## Stated goal
Collect every line of the records below that contains the word "control".

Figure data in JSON
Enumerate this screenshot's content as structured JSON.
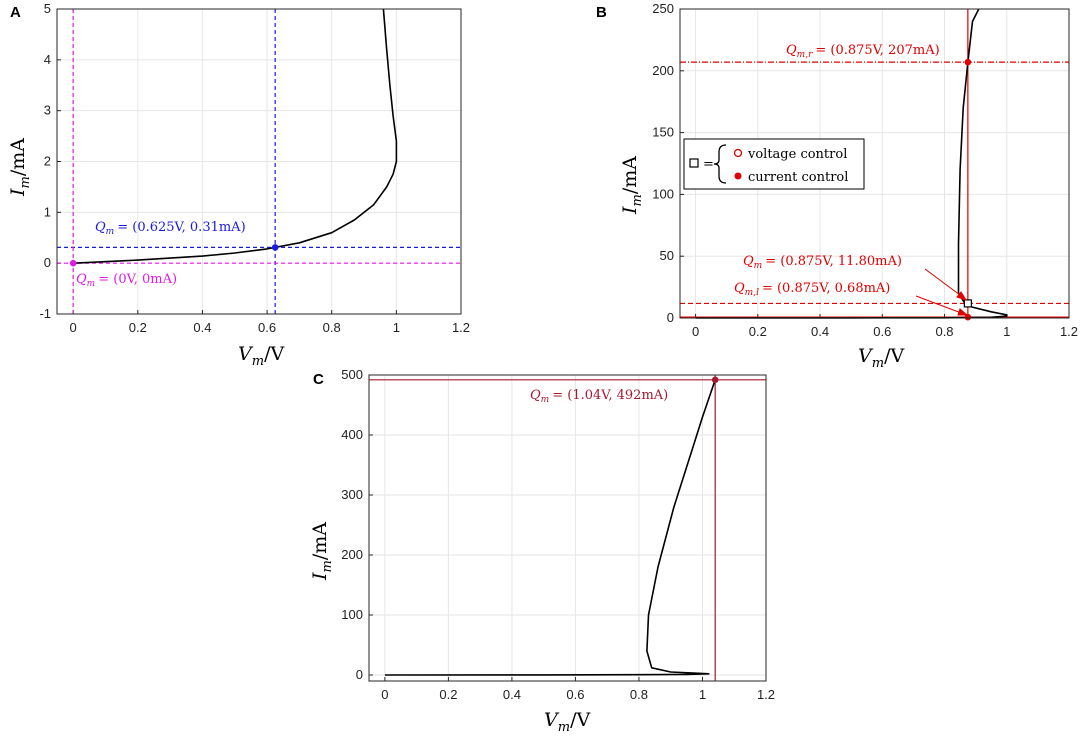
{
  "chart_data": [
    {
      "panel": "A",
      "type": "line",
      "xlabel": "V_m/V",
      "ylabel": "I_m/mA",
      "xlim": [
        -0.05,
        1.2
      ],
      "ylim": [
        -1,
        5
      ],
      "xticks": [
        "0",
        "0.2",
        "0.4",
        "0.6",
        "0.8",
        "1",
        "1.2"
      ],
      "yticks": [
        "-1",
        "0",
        "1",
        "2",
        "3",
        "4",
        "5"
      ],
      "grid": true,
      "series": [
        {
          "color": "#000000",
          "x": [
            0,
            0.2,
            0.4,
            0.5,
            0.6,
            0.625,
            0.7,
            0.8,
            0.87,
            0.93,
            0.97,
            0.99,
            1.0,
            1.0,
            0.99,
            0.98,
            0.97,
            0.96
          ],
          "y": [
            0,
            0.06,
            0.14,
            0.2,
            0.28,
            0.31,
            0.4,
            0.6,
            0.85,
            1.15,
            1.5,
            1.75,
            2.0,
            2.4,
            2.9,
            3.5,
            4.2,
            5.0
          ]
        }
      ],
      "points": [
        {
          "label": "Q_m = (0.625V, 0.31mA)",
          "x": 0.625,
          "y": 0.31,
          "color": "#1a1ae6",
          "style": "dashed-crosshair"
        },
        {
          "label": "Q_m = (0V, 0mA)",
          "x": 0,
          "y": 0,
          "color": "#e21be2",
          "style": "dashed-crosshair"
        }
      ]
    },
    {
      "panel": "B",
      "type": "line",
      "xlabel": "V_m/V",
      "ylabel": "I_m/mA",
      "xlim": [
        -0.05,
        1.2
      ],
      "ylim": [
        0,
        250
      ],
      "xticks": [
        "0",
        "0.2",
        "0.4",
        "0.6",
        "0.8",
        "1",
        "1.2"
      ],
      "yticks": [
        "0",
        "50",
        "100",
        "150",
        "200",
        "250"
      ],
      "grid": true,
      "series": [
        {
          "color": "#000000",
          "x": [
            0,
            0.5,
            0.8,
            0.95,
            1.0,
            1.0,
            0.95,
            0.87,
            0.845,
            0.845,
            0.85,
            0.86,
            0.875,
            0.89,
            0.91
          ],
          "y": [
            0,
            0.05,
            0.2,
            0.6,
            1.5,
            2.5,
            5,
            10,
            20,
            60,
            120,
            170,
            207,
            240,
            250
          ]
        }
      ],
      "points": [
        {
          "label": "Q_{m,r} = (0.875V, 207mA)",
          "x": 0.875,
          "y": 207,
          "color": "#e00000",
          "marker": "filled"
        },
        {
          "label": "Q_m = (0.875V, 11.80mA)",
          "x": 0.875,
          "y": 11.8,
          "color": "#000000",
          "marker": "square"
        },
        {
          "label": "Q_{m,l} = (0.875V, 0.68mA)",
          "x": 0.875,
          "y": 0.68,
          "color": "#e00000",
          "marker": "filled"
        }
      ],
      "legend": {
        "placement": "left-middle",
        "entries": [
          "voltage control",
          "current control"
        ]
      }
    },
    {
      "panel": "C",
      "type": "line",
      "xlabel": "V_m/V",
      "ylabel": "I_m/mA",
      "xlim": [
        -0.05,
        1.2
      ],
      "ylim": [
        -10,
        500
      ],
      "xticks": [
        "0",
        "0.2",
        "0.4",
        "0.6",
        "0.8",
        "1",
        "1.2"
      ],
      "yticks": [
        "0",
        "100",
        "200",
        "300",
        "400",
        "500"
      ],
      "grid": true,
      "series": [
        {
          "color": "#000000",
          "x": [
            0,
            0.5,
            0.8,
            0.95,
            1.02,
            0.98,
            0.9,
            0.84,
            0.825,
            0.83,
            0.86,
            0.91,
            0.97,
            1.0,
            1.04
          ],
          "y": [
            0,
            0.2,
            0.5,
            1,
            2,
            3,
            5,
            12,
            40,
            100,
            180,
            280,
            380,
            430,
            492
          ]
        }
      ],
      "points": [
        {
          "label": "Q_m = (1.04V, 492mA)",
          "x": 1.04,
          "y": 492,
          "color": "#a6192e",
          "marker": "filled"
        }
      ]
    }
  ],
  "panels": {
    "a": {
      "letter": "A",
      "q1_var": "Q",
      "q1_sub": "m",
      "q1_val": "= (0.625V, 0.31mA)",
      "q2_var": "Q",
      "q2_sub": "m",
      "q2_val": "= (0V, 0mA)"
    },
    "b": {
      "letter": "B",
      "qr_var": "Q",
      "qr_sub": "m,r",
      "qr_val": "= (0.875V, 207mA)",
      "q_var": "Q",
      "q_sub": "m",
      "q_val": "= (0.875V, 11.80mA)",
      "ql_var": "Q",
      "ql_sub": "m,l",
      "ql_val": "= (0.875V, 0.68mA)",
      "leg_eq": "=",
      "leg_voltage": "voltage control",
      "leg_current": "current control"
    },
    "c": {
      "letter": "C",
      "q_var": "Q",
      "q_sub": "m",
      "q_val": "= (1.04V, 492mA)"
    }
  },
  "axis_text": {
    "x_var": "V",
    "x_sub": "m",
    "x_unit": "/V",
    "y_var": "I",
    "y_sub": "m",
    "y_unit": "/mA"
  },
  "colors": {
    "blue": "#1a1ae6",
    "magenta": "#e21be2",
    "red": "#e00000",
    "dark_red": "#a6192e",
    "grid": "#e6e6e6",
    "axis": "#262626"
  }
}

## Exercise output
          "voltage control",
          "current control"
      "leg_voltage": "voltage control",
      "leg_current": "current control"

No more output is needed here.